━━━ SUPPLIED RECORDS ━━━

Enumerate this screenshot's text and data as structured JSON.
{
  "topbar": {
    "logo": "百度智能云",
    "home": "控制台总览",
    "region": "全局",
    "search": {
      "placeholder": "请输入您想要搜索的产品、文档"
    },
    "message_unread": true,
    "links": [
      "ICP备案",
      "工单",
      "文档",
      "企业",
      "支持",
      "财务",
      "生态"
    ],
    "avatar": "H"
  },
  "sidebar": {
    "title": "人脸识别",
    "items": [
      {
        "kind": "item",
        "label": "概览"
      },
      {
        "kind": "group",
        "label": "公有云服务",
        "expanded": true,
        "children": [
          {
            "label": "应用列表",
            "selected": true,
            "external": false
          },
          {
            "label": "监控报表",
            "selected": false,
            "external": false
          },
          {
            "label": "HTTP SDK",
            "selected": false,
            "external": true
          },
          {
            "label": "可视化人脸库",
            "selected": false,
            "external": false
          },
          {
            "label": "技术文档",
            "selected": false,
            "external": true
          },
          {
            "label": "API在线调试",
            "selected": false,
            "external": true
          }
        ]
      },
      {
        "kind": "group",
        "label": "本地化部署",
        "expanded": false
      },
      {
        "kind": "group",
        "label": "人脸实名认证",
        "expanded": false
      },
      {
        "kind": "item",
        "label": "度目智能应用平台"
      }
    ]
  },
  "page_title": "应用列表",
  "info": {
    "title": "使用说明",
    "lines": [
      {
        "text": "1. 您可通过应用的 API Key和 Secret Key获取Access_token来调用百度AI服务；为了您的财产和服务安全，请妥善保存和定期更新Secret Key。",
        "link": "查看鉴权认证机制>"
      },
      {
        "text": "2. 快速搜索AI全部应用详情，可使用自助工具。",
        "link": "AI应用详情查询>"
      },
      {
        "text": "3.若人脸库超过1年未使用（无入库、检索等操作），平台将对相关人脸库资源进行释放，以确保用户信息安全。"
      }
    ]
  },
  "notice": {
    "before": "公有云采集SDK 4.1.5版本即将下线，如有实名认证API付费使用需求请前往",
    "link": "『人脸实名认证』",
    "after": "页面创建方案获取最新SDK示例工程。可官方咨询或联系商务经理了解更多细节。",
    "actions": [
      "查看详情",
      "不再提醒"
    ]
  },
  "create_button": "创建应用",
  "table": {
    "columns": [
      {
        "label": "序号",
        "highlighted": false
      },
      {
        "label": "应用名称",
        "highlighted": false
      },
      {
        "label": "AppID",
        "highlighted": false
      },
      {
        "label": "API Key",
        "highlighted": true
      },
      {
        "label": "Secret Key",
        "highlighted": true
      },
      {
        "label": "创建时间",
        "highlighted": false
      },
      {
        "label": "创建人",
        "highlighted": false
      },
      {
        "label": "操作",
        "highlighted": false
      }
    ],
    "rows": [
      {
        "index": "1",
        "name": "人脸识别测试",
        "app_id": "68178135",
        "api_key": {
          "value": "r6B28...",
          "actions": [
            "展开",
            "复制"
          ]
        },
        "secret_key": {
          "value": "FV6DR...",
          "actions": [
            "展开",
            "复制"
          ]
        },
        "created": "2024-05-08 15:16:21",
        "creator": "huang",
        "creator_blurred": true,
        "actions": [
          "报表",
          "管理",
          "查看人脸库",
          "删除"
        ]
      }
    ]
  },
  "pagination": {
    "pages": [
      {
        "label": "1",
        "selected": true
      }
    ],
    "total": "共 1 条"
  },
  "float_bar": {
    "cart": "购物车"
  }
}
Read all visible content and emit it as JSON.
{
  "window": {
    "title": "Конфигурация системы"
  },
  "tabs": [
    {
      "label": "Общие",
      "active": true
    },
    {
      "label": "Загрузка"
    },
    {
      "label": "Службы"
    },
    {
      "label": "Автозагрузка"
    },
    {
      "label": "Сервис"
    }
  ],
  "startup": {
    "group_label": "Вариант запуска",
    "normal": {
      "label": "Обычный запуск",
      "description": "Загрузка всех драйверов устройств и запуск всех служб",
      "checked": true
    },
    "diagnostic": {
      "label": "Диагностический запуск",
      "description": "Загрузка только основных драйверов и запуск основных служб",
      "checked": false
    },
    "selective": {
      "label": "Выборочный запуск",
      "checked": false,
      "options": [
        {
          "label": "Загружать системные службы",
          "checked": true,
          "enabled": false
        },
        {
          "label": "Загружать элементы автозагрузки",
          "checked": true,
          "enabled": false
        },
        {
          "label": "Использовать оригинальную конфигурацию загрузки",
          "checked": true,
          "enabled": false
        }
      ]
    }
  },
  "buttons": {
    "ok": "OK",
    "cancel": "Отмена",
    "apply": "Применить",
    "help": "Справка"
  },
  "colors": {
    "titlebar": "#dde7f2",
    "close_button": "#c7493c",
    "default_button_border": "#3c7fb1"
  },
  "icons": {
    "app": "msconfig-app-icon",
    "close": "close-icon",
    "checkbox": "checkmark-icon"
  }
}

━━━

§ **GIVEN PROBLEM**
Take the listing above and set it down exactly.

§ **WRITTEN REPLY**
Enumerate this screenshot's text and data as structured JSON.
{
  "topbar": {
    "logo": "百度智能云",
    "home": "控制台总览",
    "region": "全局",
    "search": {
      "placeholder": "请输入您想要搜索的产品、文档"
    },
    "message_unread": true,
    "links": [
      "ICP备案",
      "工单",
      "文档",
      "企业",
      "支持",
      "财务",
      "生态"
    ],
    "avatar": "H"
  },
  "sidebar": {
    "title": "人脸识别",
    "items": [
      {
        "kind": "item",
        "label": "概览"
      },
      {
        "kind": "group",
        "label": "公有云服务",
        "expanded": true,
        "children": [
          {
            "label": "应用列表",
            "selected": true,
            "external": false
          },
          {
            "label": "监控报表",
            "selected": false,
            "external": false
          },
          {
            "label": "HTTP SDK",
            "selected": false,
            "external": true
          },
          {
            "label": "可视化人脸库",
            "selected": false,
            "external": false
          },
          {
            "label": "技术文档",
            "selected": false,
            "external": true
          },
          {
            "label": "API在线调试",
            "selected": false,
            "external": true
          }
        ]
      },
      {
        "kind": "group",
        "label": "本地化部署",
        "expanded": false
      },
      {
        "kind": "group",
        "label": "人脸实名认证",
        "expanded": false
      },
      {
        "kind": "item",
        "label": "度目智能应用平台"
      }
    ]
  },
  "page_title": "应用列表",
  "info": {
    "title": "使用说明",
    "lines": [
      {
        "text": "1. 您可通过应用的 API Key和 Secret Key获取Access_token来调用百度AI服务；为了您的财产和服务安全，请妥善保存和定期更新Secret Key。",
        "link": "查看鉴权认证机制>"
      },
      {
        "text": "2. 快速搜索AI全部应用详情，可使用自助工具。",
        "link": "AI应用详情查询>"
      },
      {
        "text": "3.若人脸库超过1年未使用（无入库、检索等操作），平台将对相关人脸库资源进行释放，以确保用户信息安全。"
      }
    ]
  },
  "notice": {
    "before": "公有云采集SDK 4.1.5版本即将下线，如有实名认证API付费使用需求请前往",
    "link": "『人脸实名认证』",
    "after": "页面创建方案获取最新SDK示例工程。可官方咨询或联系商务经理了解更多细节。",
    "actions": [
      "查看详情",
      "不再提醒"
    ]
  },
  "create_button": "创建应用",
  "table": {
    "columns": [
      {
        "label": "序号",
        "highlighted": false
      },
      {
        "label": "应用名称",
        "highlighted": false
      },
      {
        "label": "AppID",
        "highlighted": false
      },
      {
        "label": "API Key",
        "highlighted": true
      },
      {
        "label": "Secret Key",
        "highlighted": true
      },
      {
        "label": "创建时间",
        "highlighted": false
      },
      {
        "label": "创建人",
        "highlighted": false
      },
      {
        "label": "操作",
        "highlighted": false
      }
    ],
    "rows": [
      {
        "index": "1",
        "name": "人脸识别测试",
        "app_id": "68178135",
        "api_key": {
          "value": "r6B28...",
          "actions": [
            "展开",
            "复制"
          ]
        },
        "secret_key": {
          "value": "FV6DR...",
          "actions": [
            "展开",
            "复制"
          ]
        },
        "created": "2024-05-08 15:16:21",
        "creator": "huang",
        "creator_blurred": true,
        "actions": [
          "报表",
          "管理",
          "查看人脸库",
          "删除"
        ]
      }
    ]
  },
  "pagination": {
    "pages": [
      {
        "label": "1",
        "selected": true
      }
    ],
    "total": "共 1 条"
  },
  "float_bar": {
    "cart": "购物车"
  }
}
Read all visible content and emit it as JSON.
{
  "window": {
    "title": "Конфигурация системы"
  },
  "tabs": [
    {
      "label": "Общие",
      "active": true
    },
    {
      "label": "Загрузка"
    },
    {
      "label": "Службы"
    },
    {
      "label": "Автозагрузка"
    },
    {
      "label": "Сервис"
    }
  ],
  "startup": {
    "group_label": "Вариант запуска",
    "normal": {
      "label": "Обычный запуск",
      "description": "Загрузка всех драйверов устройств и запуск всех служб",
      "checked": true
    },
    "diagnostic": {
      "label": "Диагностический запуск",
      "description": "Загрузка только основных драйверов и запуск основных служб",
      "checked": false
    },
    "selective": {
      "label": "Выборочный запуск",
      "checked": false,
      "options": [
        {
          "label": "Загружать системные службы",
          "checked": true,
          "enabled": false
        },
        {
          "label": "Загружать элементы автозагрузки",
          "checked": true,
          "enabled": false
        },
        {
          "label": "Использовать оригинальную конфигурацию загрузки",
          "checked": true,
          "enabled": false
        }
      ]
    }
  },
  "buttons": {
    "ok": "OK",
    "cancel": "Отмена",
    "apply": "Применить",
    "help": "Справка"
  },
  "colors": {
    "titlebar": "#dde7f2",
    "close_button": "#c7493c",
    "default_button_border": "#3c7fb1"
  },
  "icons": {
    "app": "msconfig-app-icon",
    "close": "close-icon",
    "checkbox": "checkmark-icon"
  }
}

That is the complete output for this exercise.